• _EXERCISE INSTRUCTIONS_:
Copy the stretch of lines in the entries below from the line containing "- cell-target-article: 01 2 01 2А060: [144, 634, 231, 673]" through the line containing "- table-row: [59, 617, 606, 633]", including both, with no changes.

Spatial layout entries
============

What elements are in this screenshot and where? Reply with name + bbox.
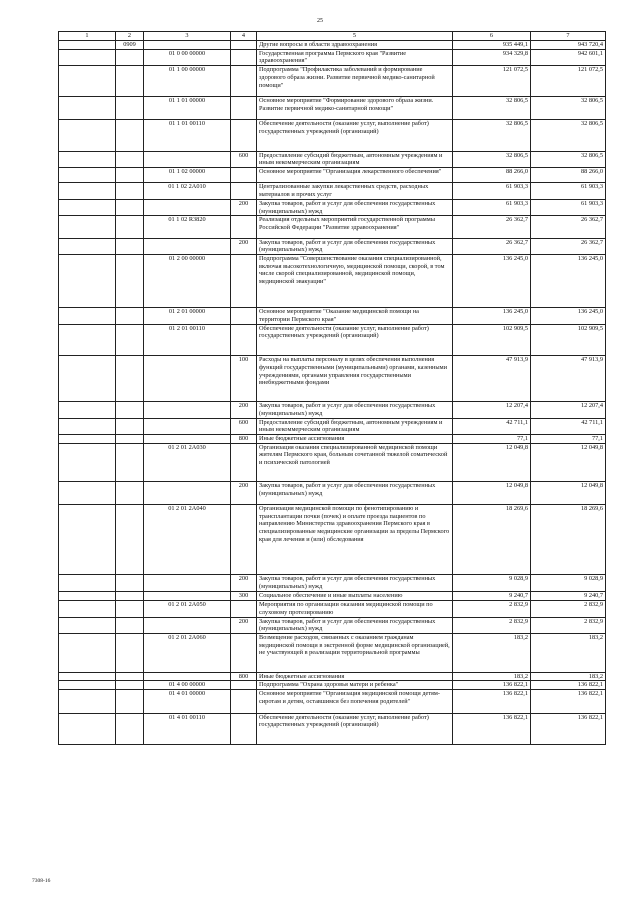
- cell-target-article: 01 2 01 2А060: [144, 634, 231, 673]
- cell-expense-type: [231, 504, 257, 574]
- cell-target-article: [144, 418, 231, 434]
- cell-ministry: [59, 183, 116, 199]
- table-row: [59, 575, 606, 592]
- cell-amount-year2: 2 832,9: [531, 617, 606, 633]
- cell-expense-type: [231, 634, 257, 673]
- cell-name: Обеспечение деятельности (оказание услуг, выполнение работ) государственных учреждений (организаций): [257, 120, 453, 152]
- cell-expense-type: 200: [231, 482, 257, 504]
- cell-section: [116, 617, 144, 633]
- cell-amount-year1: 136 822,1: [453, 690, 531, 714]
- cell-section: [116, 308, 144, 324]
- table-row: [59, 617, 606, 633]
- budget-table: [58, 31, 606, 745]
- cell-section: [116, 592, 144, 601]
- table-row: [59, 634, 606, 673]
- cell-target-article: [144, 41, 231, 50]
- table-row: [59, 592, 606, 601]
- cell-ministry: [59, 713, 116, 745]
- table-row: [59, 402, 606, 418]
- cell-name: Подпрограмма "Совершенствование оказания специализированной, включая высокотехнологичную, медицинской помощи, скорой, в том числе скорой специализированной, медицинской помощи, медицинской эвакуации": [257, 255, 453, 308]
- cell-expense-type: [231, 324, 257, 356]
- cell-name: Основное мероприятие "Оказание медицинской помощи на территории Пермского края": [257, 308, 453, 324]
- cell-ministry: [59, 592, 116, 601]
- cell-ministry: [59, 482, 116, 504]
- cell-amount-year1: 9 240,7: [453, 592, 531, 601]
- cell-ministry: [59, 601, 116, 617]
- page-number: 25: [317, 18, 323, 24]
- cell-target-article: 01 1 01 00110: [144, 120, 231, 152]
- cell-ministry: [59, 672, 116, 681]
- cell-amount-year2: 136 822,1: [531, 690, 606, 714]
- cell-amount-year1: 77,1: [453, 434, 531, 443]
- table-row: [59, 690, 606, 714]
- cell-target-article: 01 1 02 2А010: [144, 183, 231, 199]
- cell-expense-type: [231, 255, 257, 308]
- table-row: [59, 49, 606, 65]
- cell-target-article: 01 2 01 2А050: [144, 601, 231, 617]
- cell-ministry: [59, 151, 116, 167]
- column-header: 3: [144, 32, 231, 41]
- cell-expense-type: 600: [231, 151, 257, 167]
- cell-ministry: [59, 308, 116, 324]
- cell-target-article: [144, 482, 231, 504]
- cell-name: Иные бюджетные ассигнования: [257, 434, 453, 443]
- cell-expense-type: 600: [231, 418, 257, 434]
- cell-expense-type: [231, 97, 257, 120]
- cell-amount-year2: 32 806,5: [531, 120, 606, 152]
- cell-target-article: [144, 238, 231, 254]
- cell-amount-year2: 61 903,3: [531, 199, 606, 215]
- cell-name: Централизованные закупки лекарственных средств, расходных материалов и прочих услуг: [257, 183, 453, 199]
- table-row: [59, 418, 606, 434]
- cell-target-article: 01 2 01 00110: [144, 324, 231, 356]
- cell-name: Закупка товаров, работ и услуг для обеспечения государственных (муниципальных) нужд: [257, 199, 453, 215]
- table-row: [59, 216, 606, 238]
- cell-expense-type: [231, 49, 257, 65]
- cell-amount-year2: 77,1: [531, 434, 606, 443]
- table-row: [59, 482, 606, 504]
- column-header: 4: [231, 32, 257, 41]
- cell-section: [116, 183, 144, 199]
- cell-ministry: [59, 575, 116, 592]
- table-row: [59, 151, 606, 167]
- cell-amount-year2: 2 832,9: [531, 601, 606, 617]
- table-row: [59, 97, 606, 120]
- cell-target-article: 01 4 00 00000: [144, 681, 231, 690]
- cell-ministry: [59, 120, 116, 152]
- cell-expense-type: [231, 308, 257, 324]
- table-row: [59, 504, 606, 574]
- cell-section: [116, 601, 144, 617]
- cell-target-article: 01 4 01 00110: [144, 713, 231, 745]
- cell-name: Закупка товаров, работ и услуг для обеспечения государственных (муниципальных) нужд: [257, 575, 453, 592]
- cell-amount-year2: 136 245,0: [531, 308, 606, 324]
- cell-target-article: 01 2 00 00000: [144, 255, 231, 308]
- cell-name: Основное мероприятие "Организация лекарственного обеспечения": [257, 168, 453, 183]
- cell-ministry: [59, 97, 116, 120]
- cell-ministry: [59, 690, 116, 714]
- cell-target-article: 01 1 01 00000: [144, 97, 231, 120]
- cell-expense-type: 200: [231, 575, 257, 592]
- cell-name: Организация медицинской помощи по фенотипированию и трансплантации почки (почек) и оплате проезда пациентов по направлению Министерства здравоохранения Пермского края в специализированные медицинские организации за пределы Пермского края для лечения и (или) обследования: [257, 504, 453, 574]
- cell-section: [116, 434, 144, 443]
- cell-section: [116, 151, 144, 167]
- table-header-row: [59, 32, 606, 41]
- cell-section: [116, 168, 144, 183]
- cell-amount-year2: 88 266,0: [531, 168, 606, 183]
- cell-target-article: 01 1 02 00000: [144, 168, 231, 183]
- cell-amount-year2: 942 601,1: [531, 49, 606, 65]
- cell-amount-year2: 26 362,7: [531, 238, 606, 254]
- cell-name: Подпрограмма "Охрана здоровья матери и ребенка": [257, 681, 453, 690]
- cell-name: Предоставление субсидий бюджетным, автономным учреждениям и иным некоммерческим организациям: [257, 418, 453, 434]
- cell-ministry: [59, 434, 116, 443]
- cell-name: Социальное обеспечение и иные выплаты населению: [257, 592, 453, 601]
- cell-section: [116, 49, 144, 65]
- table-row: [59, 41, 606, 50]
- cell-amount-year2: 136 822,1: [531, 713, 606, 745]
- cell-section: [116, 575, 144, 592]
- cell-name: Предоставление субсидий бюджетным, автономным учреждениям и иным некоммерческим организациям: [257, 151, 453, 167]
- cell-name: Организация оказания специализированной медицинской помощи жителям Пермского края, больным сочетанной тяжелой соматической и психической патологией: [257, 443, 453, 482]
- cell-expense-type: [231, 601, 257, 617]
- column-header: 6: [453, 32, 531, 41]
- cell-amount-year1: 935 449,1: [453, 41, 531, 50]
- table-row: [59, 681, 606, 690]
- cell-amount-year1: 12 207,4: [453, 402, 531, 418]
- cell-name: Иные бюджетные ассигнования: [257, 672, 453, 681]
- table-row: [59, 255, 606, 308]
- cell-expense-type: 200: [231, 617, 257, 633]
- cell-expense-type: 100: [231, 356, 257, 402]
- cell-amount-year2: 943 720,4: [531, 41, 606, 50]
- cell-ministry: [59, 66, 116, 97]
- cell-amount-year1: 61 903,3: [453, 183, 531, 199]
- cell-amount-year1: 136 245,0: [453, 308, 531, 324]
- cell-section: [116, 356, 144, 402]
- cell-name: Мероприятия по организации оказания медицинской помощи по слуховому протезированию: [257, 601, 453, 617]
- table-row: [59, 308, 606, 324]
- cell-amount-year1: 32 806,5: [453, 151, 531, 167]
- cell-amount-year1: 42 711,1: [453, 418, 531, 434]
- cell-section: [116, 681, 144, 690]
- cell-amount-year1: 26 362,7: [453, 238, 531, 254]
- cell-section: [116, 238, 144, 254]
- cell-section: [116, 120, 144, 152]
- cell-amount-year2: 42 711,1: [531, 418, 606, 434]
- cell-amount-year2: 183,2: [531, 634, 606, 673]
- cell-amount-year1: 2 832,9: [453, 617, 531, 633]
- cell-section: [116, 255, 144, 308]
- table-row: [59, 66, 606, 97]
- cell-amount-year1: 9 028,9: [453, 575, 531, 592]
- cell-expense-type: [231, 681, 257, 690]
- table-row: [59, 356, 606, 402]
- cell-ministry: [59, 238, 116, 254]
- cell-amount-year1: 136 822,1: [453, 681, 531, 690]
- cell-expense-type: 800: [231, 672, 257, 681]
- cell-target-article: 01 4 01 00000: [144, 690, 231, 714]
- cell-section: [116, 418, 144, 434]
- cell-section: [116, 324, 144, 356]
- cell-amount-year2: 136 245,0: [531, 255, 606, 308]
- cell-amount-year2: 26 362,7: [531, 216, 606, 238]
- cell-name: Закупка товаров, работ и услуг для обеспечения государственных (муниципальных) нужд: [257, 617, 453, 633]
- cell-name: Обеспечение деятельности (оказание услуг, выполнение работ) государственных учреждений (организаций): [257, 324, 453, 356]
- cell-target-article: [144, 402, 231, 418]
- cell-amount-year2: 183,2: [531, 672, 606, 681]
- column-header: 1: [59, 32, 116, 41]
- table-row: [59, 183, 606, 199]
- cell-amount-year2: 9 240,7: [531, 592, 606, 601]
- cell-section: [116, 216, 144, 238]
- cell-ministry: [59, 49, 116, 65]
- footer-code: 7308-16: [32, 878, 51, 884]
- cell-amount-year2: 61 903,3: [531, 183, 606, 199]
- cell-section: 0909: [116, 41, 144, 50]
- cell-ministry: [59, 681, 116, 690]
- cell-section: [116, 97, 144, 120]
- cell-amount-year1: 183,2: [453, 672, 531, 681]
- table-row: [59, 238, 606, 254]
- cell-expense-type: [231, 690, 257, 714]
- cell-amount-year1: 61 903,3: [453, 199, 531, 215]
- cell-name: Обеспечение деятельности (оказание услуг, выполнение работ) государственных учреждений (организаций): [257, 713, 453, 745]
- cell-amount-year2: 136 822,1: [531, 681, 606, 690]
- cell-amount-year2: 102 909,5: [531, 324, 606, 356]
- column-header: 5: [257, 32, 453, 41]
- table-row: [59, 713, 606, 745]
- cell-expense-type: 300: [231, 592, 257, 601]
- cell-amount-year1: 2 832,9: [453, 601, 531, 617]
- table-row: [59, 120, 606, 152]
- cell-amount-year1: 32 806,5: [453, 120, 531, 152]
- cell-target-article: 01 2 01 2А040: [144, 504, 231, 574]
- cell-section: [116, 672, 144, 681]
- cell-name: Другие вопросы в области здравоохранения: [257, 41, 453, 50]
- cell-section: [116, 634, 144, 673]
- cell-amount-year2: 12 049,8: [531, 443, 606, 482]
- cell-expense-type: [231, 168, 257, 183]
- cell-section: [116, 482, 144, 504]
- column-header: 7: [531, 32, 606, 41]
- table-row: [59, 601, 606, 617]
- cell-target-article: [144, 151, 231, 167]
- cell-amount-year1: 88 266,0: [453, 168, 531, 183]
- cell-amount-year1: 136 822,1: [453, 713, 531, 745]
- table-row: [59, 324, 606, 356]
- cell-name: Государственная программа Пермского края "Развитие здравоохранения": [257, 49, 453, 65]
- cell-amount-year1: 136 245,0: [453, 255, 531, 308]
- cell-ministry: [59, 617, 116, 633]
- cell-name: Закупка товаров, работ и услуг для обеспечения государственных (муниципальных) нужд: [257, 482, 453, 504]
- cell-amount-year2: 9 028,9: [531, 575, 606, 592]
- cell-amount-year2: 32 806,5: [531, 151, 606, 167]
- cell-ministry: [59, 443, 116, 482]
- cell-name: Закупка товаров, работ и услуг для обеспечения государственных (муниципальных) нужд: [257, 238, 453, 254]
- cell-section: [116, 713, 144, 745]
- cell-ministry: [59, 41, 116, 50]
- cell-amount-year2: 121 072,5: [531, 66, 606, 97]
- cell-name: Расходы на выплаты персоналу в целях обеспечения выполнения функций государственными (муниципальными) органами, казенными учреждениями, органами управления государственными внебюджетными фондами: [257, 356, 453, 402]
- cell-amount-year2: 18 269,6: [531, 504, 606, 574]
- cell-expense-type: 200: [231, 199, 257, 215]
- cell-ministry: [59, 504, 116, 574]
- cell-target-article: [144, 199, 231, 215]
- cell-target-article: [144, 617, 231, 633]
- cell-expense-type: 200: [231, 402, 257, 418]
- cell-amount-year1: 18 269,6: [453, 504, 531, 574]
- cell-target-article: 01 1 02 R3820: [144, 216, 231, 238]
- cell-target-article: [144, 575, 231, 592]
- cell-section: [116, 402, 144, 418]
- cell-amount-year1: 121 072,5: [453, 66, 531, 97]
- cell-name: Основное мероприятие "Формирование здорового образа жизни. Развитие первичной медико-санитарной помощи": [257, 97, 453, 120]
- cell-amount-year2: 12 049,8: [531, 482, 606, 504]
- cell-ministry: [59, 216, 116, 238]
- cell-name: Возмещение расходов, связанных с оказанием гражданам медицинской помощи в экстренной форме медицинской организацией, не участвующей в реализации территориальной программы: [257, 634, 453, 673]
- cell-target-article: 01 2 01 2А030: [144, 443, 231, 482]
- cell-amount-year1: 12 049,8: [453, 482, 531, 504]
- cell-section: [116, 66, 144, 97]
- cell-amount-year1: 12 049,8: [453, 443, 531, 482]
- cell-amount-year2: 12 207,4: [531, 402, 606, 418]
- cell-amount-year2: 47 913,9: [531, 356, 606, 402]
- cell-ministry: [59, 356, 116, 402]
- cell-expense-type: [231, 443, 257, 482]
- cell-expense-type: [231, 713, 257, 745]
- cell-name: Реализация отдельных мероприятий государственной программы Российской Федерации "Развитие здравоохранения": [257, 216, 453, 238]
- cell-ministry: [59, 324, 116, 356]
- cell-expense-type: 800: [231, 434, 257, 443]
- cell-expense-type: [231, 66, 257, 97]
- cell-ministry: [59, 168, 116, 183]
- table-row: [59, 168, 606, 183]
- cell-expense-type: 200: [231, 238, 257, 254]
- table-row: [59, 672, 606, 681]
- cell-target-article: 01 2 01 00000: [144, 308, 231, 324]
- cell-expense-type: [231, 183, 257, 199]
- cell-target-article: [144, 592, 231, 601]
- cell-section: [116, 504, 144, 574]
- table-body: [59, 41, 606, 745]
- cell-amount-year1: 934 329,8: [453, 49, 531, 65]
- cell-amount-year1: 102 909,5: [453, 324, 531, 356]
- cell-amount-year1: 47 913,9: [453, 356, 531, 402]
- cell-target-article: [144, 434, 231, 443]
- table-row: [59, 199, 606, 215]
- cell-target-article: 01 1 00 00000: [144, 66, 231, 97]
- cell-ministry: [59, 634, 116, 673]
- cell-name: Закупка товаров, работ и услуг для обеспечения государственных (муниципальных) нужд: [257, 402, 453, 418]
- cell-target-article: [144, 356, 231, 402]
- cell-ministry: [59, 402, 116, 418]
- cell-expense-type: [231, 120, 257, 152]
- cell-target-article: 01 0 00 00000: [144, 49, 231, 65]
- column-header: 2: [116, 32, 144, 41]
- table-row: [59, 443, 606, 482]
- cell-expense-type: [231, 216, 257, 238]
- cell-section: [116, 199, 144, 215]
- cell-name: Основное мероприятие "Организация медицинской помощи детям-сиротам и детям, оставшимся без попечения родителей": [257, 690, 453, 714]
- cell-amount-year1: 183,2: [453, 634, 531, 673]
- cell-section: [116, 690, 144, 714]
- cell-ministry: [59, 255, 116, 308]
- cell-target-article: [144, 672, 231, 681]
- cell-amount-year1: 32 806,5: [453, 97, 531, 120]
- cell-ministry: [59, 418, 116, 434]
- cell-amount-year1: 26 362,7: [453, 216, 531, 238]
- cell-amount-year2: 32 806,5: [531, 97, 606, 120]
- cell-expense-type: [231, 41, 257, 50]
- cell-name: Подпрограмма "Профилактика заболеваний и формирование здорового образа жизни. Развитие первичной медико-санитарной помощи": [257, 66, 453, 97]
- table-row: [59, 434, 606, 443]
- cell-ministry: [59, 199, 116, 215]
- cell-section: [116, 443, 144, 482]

============

• _RESULT OF THIS TASK_:
- cell-target-article: 01 2 01 2А060: [144, 634, 231, 673]
- cell-expense-type: [231, 504, 257, 574]
- cell-target-article: [144, 418, 231, 434]
- cell-ministry: [59, 183, 116, 199]
- table-row: [59, 575, 606, 592]
- cell-amount-year2: 2 832,9: [531, 617, 606, 633]
- cell-expense-type: [231, 634, 257, 673]
- cell-name: Обеспечение деятельности (оказание услуг, выполнение работ) государственных учреждений (организаций): [257, 120, 453, 152]
- cell-expense-type: 200: [231, 482, 257, 504]
- cell-section: [116, 617, 144, 633]
- cell-amount-year1: 136 822,1: [453, 690, 531, 714]
- cell-section: [116, 308, 144, 324]
- table-row: [59, 617, 606, 633]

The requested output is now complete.